**Work to be completed:**
Look through the listing and locate every line containing the word "annotation"; copy those lines.

──────── Data shown ────────

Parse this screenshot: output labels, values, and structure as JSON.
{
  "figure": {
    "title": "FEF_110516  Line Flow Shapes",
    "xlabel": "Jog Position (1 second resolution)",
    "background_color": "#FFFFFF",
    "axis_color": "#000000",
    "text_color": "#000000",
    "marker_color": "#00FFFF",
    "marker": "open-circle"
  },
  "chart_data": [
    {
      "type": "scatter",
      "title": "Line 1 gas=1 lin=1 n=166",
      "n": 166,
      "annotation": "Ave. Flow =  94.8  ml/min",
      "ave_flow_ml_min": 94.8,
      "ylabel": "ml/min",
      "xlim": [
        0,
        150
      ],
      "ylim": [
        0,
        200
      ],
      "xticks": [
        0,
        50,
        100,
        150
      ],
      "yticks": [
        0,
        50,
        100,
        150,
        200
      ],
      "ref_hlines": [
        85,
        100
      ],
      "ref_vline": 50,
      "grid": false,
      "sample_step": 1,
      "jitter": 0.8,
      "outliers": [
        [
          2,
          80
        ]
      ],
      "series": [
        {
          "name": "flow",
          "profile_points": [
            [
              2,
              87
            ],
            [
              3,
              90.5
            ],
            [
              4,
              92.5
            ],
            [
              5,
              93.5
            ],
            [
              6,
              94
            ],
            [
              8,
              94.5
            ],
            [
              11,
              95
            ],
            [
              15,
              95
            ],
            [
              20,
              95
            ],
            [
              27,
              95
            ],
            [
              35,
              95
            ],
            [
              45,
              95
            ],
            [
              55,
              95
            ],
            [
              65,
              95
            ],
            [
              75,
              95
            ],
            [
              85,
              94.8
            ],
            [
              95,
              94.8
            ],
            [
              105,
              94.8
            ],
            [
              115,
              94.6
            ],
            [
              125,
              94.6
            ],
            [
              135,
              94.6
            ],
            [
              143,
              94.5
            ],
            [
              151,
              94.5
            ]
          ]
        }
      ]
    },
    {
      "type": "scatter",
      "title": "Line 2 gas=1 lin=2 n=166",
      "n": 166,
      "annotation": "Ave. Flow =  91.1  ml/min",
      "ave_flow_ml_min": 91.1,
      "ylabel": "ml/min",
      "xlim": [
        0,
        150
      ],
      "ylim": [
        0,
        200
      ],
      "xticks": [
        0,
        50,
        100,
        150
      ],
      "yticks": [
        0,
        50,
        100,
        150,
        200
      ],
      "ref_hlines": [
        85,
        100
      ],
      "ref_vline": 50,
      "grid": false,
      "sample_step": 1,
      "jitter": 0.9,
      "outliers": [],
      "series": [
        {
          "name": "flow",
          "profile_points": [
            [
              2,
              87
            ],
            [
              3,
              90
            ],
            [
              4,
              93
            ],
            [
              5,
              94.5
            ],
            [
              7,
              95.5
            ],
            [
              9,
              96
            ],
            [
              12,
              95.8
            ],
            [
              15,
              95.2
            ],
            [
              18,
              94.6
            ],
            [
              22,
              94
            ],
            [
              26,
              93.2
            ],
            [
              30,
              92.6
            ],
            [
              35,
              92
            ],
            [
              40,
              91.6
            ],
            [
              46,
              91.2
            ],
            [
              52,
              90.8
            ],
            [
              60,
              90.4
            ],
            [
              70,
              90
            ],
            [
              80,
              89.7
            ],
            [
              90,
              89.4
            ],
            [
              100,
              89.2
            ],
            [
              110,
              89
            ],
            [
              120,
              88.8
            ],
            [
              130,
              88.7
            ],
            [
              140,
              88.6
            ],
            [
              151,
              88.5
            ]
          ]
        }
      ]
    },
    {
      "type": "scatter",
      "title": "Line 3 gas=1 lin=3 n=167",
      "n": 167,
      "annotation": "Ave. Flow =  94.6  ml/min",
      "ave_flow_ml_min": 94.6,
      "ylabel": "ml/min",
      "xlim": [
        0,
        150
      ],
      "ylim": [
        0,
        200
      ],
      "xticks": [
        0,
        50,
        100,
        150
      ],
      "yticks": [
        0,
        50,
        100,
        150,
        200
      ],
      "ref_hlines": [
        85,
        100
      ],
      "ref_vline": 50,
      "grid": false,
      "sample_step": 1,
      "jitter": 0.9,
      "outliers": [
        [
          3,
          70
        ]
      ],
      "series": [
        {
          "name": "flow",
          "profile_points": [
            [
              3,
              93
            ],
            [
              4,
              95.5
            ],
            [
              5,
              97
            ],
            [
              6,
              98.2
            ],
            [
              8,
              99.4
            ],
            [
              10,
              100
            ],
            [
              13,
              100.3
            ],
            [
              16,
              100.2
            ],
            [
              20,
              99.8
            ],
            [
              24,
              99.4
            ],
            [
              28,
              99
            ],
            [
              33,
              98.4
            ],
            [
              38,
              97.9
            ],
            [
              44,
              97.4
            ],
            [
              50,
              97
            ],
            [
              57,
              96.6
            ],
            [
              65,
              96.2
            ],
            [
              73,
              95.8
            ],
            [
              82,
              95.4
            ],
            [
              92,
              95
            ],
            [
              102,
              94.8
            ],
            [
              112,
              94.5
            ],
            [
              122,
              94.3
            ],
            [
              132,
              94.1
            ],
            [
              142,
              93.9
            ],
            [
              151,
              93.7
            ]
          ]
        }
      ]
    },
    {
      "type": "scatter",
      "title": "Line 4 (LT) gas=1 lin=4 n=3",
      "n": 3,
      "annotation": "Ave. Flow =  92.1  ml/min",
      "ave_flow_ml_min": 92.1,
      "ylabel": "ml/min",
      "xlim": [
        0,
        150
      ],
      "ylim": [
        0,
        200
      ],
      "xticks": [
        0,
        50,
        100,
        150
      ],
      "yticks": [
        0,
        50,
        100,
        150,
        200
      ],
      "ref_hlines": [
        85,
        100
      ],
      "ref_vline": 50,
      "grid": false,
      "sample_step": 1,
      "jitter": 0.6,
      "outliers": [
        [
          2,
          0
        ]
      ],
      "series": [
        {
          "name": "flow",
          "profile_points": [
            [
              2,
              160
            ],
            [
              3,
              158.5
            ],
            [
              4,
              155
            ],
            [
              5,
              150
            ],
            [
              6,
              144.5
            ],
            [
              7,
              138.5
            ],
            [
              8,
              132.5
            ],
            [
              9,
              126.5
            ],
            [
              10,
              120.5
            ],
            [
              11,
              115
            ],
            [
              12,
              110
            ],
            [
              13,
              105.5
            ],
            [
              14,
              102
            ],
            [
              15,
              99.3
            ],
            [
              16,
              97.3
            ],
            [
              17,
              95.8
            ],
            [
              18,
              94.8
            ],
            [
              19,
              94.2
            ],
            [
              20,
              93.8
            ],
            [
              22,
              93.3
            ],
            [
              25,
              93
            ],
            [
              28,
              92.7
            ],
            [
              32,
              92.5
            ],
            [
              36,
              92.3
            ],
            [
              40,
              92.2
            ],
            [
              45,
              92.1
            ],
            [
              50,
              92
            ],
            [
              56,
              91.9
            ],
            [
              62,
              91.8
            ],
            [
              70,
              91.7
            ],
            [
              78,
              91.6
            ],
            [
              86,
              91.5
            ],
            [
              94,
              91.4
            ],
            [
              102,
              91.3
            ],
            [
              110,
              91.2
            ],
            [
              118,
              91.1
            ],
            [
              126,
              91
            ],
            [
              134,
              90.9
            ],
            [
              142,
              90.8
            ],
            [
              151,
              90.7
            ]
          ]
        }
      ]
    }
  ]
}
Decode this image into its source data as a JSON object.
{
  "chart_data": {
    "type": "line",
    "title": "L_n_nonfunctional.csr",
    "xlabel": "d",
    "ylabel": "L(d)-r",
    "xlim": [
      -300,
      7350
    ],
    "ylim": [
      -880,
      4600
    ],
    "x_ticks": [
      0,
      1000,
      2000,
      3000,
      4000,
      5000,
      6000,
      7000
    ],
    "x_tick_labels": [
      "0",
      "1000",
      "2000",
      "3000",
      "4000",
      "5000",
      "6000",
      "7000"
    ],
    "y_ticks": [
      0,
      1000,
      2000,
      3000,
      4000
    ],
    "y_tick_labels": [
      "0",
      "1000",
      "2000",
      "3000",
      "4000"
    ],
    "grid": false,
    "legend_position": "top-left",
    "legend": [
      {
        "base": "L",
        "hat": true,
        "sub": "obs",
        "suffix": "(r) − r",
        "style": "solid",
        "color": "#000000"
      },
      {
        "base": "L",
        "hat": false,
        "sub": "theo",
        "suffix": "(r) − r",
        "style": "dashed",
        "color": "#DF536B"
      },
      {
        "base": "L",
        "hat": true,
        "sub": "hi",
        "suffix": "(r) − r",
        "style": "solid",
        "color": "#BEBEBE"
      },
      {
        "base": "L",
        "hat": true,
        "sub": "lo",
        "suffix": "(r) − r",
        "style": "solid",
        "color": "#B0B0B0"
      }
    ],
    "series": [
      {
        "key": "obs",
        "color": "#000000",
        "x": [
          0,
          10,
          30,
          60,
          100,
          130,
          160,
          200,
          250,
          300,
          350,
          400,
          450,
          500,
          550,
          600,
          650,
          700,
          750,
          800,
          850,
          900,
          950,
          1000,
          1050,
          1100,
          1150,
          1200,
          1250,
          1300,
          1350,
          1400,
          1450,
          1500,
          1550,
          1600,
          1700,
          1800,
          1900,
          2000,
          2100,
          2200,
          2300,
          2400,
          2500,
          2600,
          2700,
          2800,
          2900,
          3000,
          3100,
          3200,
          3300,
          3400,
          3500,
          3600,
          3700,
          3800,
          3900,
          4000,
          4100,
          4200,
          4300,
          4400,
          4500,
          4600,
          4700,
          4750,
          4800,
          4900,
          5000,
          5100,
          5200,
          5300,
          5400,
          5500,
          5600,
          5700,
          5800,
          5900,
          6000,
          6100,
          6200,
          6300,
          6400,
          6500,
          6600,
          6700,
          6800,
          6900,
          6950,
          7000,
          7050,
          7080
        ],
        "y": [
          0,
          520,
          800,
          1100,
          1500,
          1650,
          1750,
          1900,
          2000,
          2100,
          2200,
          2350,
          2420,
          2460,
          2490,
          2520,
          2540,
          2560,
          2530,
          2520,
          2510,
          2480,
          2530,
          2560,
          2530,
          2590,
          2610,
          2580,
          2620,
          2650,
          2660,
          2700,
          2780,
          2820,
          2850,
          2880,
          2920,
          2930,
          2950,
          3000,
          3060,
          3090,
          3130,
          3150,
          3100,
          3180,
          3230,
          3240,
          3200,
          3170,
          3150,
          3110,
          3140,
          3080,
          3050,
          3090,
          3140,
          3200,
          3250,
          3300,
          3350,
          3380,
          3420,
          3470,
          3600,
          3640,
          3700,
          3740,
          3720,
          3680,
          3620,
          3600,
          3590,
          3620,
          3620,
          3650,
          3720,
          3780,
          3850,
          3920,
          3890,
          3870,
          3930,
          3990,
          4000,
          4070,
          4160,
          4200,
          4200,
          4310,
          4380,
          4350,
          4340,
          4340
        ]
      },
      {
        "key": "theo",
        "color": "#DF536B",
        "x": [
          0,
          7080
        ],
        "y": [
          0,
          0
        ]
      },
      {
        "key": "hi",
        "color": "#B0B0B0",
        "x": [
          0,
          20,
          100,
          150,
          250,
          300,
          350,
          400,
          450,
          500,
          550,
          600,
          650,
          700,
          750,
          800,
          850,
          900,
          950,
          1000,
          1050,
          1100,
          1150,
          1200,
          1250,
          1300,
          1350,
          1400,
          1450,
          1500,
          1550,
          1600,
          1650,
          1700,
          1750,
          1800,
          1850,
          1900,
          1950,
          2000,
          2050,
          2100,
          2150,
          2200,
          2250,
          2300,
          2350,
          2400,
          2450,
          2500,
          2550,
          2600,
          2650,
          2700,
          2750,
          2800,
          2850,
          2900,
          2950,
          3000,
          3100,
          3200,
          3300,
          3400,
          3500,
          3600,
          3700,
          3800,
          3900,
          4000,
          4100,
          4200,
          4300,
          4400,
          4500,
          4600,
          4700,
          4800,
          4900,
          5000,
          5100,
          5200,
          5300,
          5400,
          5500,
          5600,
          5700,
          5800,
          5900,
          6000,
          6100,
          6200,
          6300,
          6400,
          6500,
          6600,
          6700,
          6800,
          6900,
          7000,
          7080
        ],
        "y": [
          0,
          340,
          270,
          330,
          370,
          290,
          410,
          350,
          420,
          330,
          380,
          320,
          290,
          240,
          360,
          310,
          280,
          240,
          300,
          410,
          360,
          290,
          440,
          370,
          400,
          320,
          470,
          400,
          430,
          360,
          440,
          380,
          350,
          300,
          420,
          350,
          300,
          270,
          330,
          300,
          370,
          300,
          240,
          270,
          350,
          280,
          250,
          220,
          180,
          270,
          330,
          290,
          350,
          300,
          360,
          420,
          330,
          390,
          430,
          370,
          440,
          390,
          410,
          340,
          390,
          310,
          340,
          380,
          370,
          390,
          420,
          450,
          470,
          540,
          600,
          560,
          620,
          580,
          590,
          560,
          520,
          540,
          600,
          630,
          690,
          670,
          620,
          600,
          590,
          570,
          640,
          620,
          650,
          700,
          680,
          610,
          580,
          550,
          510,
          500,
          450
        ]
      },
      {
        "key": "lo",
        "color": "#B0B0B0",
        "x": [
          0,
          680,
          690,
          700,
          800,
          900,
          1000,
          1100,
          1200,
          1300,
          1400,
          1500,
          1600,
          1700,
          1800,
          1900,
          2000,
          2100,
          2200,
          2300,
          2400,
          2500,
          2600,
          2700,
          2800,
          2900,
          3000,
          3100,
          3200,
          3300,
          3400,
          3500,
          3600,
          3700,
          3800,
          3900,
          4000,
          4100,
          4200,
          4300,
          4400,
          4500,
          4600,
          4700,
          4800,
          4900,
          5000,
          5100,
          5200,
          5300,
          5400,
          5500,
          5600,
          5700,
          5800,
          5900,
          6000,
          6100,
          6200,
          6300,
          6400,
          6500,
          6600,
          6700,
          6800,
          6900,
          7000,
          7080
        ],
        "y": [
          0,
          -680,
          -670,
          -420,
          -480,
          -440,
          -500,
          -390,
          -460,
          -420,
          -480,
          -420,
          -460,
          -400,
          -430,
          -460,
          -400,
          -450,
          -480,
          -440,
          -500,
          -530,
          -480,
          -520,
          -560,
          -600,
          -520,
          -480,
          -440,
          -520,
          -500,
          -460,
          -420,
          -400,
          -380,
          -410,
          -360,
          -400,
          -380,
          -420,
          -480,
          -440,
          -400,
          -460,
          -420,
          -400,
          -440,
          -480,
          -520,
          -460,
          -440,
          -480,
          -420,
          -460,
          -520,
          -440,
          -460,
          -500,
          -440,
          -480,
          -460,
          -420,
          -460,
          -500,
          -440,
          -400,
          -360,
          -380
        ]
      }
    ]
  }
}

────────

**Result below:**
      "annotation": "Ave. Flow =  94.8  ml/min",
      "annotation": "Ave. Flow =  91.1  ml/min",
      "annotation": "Ave. Flow =  94.6  ml/min",
      "annotation": "Ave. Flow =  92.1  ml/min",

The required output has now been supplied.